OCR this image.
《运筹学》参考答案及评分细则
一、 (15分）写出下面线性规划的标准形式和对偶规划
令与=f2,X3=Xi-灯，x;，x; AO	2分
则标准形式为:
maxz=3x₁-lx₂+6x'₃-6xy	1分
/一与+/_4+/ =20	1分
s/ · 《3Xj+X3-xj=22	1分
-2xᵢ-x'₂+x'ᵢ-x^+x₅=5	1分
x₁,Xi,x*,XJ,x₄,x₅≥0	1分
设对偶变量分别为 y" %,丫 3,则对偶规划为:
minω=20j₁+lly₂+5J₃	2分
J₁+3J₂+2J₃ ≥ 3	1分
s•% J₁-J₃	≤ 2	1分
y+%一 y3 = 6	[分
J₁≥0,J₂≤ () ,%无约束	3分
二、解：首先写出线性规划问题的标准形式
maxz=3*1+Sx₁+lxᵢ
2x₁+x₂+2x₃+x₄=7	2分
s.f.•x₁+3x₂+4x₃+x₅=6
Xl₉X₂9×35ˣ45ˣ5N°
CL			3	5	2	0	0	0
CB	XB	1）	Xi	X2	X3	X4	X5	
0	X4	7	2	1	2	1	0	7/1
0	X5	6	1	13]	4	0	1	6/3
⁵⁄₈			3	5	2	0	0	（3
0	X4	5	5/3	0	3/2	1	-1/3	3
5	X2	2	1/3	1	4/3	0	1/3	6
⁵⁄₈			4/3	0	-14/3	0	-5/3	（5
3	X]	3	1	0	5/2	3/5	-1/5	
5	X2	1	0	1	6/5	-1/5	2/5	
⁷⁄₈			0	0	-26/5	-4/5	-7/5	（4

TASK PROMPT »
Above are the records; retype them all without a single difference.

ANSWER FOR THE TASK »
OCR this image.
《运筹学》参考答案及评分细则
一、 (15分）写出下面线性规划的标准形式和对偶规划
令与=f2,X3=Xi-灯，x;，x; AO	2分
则标准形式为:
maxz=3x₁-lx₂+6x'₃-6xy	1分
/一与+/_4+/ =20	1分
s/ · 《3Xj+X3-xj=22	1分
-2xᵢ-x'₂+x'ᵢ-x^+x₅=5	1分
x₁,Xi,x*,XJ,x₄,x₅≥0	1分
设对偶变量分别为 y" %,丫 3,则对偶规划为:
minω=20j₁+lly₂+5J₃	2分
J₁+3J₂+2J₃ ≥ 3	1分
s•% J₁-J₃	≤ 2	1分
y+%一 y3 = 6	[分
J₁≥0,J₂≤ () ,%无约束	3分
二、解：首先写出线性规划问题的标准形式
maxz=3*1+Sx₁+lxᵢ
2x₁+x₂+2x₃+x₄=7	2分
s.f.•x₁+3x₂+4x₃+x₅=6
Xl₉X₂9×35ˣ45ˣ5N°
CL			3	5	2	0	0	0
CB	XB	1）	Xi	X2	X3	X4	X5	
0	X4	7	2	1	2	1	0	7/1
0	X5	6	1	13]	4	0	1	6/3
⁵⁄₈			3	5	2	0	0	（3
0	X4	5	5/3	0	3/2	1	-1/3	3
5	X2	2	1/3	1	4/3	0	1/3	6
⁵⁄₈			4/3	0	-14/3	0	-5/3	（5
3	X]	3	1	0	5/2	3/5	-1/5	
5	X2	1	0	1	6/5	-1/5	2/5	
⁷⁄₈			0	0	-26/5	-4/5	-7/5	（4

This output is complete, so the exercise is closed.